_TASK OBJECTIVE_
In the entries below, count every line with the string "icon". State the count and nothing else.

[Dataset rows about figures]
--------------------------------------------------

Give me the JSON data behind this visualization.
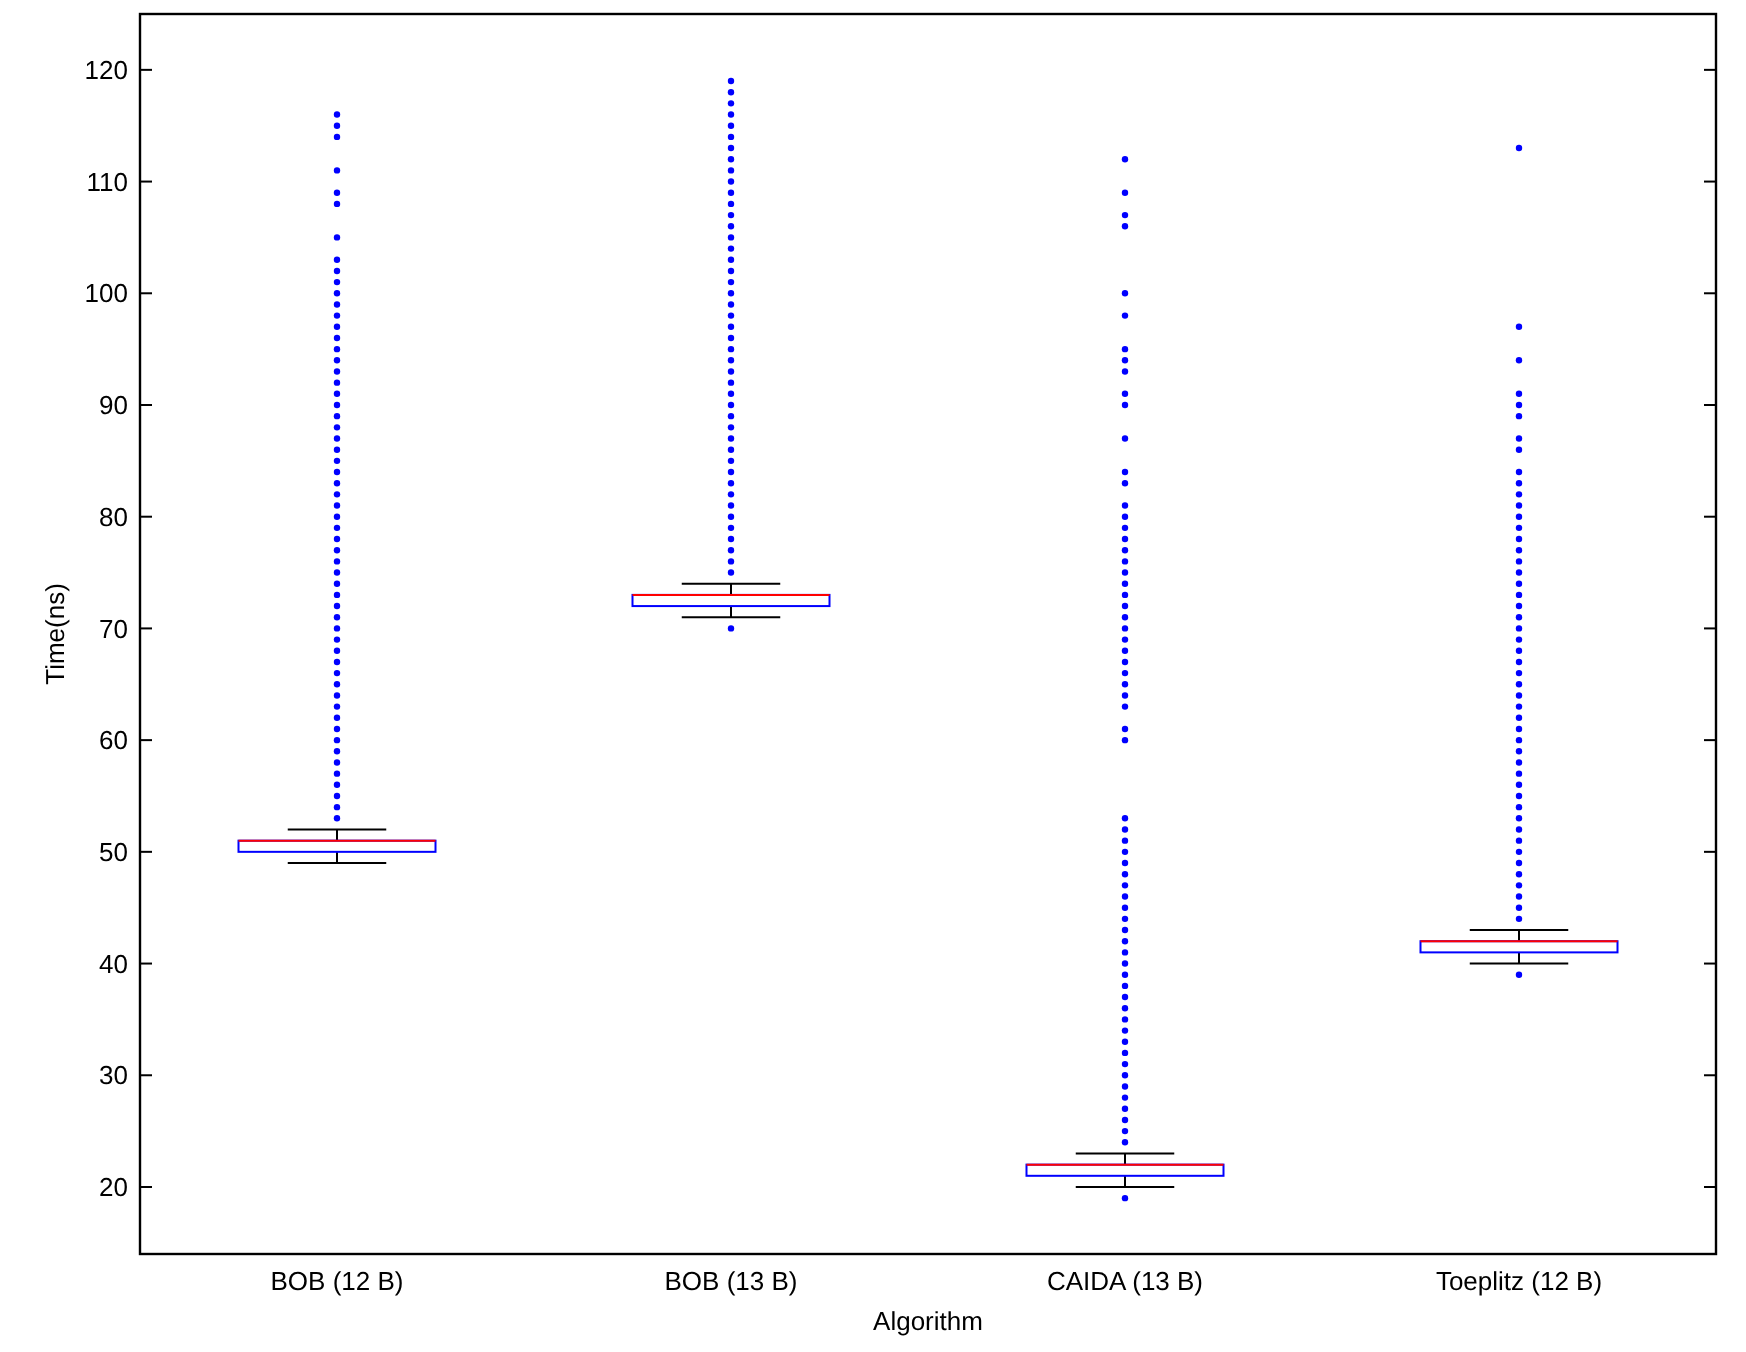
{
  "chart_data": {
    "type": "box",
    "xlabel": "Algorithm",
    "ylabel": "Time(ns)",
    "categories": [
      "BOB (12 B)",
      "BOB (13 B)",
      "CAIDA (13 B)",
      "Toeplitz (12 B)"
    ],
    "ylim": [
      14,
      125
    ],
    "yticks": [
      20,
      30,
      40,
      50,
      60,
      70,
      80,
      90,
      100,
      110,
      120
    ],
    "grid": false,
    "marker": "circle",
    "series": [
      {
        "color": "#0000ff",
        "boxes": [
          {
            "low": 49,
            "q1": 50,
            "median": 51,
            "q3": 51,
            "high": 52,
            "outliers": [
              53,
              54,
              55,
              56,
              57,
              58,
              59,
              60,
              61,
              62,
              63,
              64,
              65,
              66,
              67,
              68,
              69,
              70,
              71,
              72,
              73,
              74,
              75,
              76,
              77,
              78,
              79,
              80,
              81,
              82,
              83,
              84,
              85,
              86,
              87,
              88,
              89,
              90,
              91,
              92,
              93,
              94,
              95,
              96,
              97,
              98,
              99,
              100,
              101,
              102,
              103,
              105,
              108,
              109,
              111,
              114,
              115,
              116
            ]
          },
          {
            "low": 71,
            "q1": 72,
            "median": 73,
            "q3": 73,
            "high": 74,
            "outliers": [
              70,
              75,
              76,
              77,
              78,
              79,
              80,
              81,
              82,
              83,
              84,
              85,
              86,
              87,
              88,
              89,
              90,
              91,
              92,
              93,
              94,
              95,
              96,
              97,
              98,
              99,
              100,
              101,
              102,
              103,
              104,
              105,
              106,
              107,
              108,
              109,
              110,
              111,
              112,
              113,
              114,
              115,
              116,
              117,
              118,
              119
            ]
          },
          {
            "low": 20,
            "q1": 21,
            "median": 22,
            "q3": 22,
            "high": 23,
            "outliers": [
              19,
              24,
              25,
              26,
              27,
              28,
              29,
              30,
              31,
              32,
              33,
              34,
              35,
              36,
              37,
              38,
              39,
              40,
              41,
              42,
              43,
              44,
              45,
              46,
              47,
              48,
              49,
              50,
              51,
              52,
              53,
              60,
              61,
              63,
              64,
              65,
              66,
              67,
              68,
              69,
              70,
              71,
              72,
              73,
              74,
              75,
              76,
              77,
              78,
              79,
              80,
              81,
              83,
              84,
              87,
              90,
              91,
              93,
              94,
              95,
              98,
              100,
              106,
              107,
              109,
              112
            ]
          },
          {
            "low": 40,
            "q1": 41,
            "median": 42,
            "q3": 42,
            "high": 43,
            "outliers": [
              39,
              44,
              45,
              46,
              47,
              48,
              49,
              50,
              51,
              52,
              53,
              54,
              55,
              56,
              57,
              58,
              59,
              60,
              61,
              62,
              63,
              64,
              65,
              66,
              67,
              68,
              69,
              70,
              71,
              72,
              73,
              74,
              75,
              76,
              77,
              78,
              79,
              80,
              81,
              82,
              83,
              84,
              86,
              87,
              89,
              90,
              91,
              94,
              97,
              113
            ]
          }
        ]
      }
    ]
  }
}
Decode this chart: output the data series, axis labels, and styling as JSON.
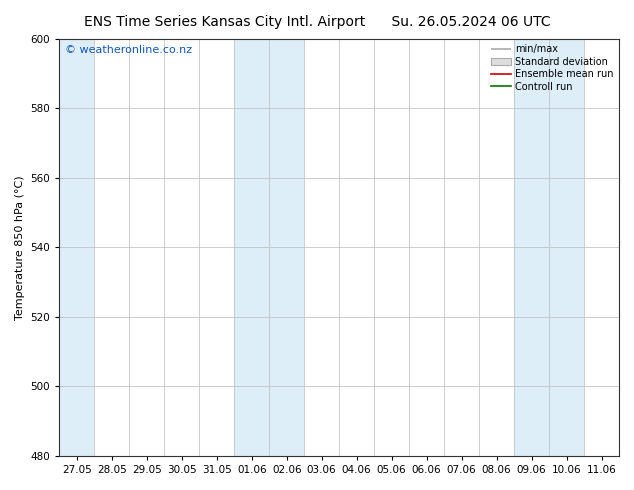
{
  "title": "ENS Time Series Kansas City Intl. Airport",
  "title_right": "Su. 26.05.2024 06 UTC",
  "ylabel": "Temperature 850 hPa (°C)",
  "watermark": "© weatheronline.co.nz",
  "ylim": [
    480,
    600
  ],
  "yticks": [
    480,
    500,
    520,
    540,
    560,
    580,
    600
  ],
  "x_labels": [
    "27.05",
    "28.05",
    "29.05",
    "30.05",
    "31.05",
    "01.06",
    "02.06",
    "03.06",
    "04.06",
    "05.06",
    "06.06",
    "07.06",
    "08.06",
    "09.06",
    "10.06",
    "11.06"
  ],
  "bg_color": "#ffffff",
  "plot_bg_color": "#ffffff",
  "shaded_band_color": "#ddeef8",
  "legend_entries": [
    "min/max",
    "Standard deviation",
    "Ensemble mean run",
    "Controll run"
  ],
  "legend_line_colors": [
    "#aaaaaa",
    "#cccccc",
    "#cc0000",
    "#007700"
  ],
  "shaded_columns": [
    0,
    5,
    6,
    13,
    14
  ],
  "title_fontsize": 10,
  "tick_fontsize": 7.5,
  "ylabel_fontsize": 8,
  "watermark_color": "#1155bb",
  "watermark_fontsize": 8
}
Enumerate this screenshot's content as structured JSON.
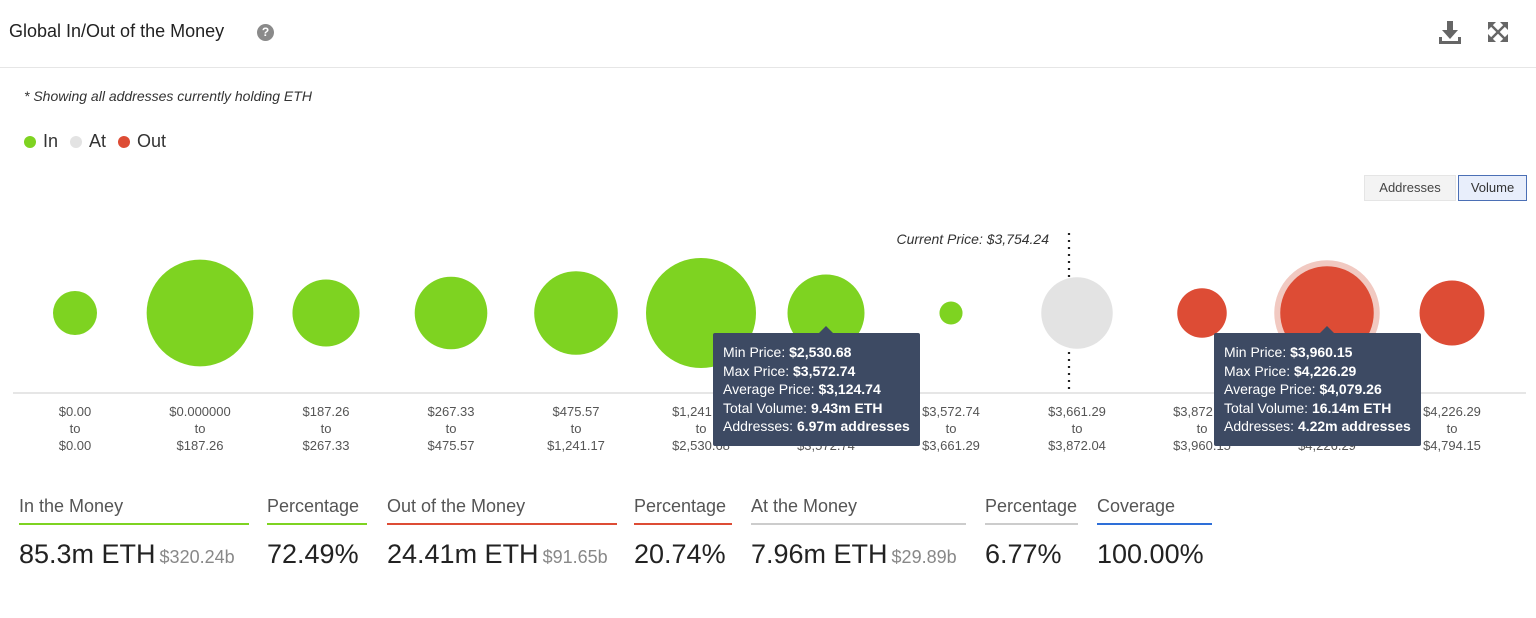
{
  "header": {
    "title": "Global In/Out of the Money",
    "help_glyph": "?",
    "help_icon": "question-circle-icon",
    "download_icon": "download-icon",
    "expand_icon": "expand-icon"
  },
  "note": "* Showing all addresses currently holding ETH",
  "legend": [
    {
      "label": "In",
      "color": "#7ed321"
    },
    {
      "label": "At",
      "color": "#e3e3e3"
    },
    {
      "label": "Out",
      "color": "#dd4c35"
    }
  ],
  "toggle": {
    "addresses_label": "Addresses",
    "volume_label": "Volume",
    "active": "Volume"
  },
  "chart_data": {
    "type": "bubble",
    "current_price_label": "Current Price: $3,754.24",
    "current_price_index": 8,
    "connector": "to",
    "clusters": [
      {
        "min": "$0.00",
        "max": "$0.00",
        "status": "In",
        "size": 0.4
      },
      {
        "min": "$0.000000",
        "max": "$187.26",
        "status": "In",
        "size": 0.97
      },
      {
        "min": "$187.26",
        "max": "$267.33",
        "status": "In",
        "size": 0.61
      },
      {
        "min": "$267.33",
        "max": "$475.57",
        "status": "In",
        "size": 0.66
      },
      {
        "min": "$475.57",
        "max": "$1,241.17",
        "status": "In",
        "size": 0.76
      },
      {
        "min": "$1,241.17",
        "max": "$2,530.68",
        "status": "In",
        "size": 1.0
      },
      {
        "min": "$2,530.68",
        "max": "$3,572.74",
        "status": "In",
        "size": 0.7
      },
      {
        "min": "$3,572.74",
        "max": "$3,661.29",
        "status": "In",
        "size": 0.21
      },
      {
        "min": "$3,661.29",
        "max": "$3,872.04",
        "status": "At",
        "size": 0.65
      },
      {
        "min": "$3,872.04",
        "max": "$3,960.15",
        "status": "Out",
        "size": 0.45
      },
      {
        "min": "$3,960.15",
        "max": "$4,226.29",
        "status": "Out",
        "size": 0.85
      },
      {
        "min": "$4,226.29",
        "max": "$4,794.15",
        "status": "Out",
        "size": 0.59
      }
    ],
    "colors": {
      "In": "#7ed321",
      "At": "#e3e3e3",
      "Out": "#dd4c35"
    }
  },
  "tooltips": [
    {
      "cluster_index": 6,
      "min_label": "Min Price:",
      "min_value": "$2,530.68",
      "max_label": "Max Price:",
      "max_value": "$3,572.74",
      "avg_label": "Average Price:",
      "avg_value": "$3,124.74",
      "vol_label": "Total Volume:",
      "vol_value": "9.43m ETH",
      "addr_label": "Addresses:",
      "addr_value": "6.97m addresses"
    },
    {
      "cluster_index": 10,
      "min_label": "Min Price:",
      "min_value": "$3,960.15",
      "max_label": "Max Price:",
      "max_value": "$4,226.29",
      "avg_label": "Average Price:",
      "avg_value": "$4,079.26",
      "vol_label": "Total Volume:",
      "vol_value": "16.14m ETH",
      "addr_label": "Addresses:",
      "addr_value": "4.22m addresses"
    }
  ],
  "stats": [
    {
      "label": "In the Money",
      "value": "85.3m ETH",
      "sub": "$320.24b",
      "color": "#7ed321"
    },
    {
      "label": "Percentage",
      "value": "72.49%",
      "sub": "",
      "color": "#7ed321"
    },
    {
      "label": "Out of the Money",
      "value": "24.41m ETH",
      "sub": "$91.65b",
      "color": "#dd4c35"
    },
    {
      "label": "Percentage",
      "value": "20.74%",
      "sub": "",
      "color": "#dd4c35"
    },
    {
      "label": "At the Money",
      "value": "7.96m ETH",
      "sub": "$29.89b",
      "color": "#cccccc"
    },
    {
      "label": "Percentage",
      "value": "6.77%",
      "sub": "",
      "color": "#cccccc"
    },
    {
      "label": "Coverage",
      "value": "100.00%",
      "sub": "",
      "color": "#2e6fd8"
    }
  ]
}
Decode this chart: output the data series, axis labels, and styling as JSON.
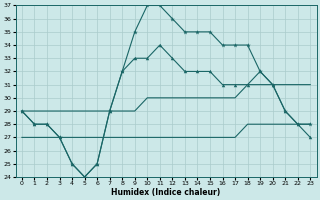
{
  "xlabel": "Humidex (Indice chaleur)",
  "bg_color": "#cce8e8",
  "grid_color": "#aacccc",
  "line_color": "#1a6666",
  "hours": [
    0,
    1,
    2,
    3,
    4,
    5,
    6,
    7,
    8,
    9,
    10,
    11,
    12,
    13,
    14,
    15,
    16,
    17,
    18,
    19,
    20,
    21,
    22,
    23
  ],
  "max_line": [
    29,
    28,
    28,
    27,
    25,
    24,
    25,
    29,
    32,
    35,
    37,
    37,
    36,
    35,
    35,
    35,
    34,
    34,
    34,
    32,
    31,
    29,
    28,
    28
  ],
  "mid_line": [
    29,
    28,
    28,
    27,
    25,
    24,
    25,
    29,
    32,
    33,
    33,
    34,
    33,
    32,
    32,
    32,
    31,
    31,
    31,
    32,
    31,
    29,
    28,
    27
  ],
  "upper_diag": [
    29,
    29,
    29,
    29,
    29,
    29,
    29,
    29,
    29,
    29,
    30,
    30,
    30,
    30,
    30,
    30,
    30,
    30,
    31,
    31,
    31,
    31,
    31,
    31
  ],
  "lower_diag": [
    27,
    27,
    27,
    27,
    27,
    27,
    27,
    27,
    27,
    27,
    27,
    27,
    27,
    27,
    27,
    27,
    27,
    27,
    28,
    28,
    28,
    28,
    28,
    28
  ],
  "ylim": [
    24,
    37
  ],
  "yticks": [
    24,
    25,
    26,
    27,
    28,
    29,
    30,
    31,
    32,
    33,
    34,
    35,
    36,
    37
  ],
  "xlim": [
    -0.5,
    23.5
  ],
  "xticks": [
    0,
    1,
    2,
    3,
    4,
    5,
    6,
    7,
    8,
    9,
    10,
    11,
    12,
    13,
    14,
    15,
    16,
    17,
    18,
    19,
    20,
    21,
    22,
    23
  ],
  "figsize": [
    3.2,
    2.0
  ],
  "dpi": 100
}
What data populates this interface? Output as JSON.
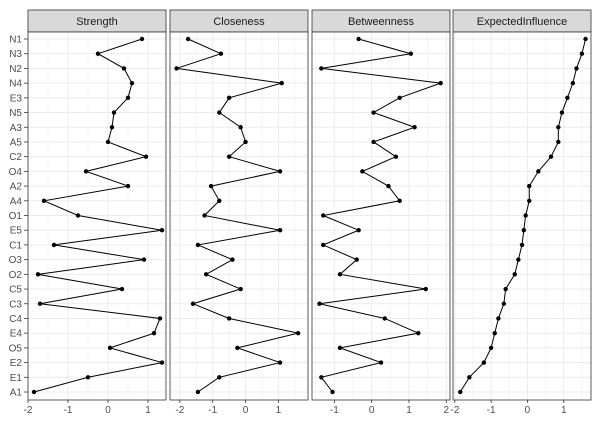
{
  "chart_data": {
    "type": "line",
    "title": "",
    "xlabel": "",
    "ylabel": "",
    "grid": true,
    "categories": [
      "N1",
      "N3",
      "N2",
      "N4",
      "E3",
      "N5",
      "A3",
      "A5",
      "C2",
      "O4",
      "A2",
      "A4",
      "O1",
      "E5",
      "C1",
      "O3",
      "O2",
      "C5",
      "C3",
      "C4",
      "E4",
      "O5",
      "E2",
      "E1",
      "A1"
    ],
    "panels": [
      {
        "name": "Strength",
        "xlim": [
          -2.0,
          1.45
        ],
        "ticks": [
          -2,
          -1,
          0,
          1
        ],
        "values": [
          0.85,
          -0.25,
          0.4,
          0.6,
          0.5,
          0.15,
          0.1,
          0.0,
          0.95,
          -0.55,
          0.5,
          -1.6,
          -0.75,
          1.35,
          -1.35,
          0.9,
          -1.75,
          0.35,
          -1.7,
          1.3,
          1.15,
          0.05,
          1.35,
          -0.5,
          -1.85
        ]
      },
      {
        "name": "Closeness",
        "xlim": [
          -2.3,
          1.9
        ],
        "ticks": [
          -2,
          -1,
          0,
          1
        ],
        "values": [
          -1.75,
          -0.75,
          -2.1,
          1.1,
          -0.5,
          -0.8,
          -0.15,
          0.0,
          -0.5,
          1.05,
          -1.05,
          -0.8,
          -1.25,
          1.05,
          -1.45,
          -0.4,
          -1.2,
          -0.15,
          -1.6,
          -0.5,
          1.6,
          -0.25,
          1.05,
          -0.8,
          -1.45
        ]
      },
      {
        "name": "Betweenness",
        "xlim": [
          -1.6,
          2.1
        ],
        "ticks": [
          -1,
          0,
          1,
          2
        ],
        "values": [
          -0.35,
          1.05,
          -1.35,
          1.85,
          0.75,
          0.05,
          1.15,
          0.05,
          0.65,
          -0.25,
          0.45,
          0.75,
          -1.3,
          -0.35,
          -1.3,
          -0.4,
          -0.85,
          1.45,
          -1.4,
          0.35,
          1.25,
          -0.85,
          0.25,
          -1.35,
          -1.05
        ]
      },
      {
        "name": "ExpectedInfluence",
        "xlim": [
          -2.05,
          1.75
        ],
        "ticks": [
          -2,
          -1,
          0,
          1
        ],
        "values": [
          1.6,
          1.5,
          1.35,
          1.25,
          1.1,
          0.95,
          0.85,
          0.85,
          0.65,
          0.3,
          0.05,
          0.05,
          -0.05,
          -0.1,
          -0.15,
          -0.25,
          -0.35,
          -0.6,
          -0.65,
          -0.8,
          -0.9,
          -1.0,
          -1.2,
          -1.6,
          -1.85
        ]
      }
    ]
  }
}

--------------------------------------------------

_ANSWER BELOW_
3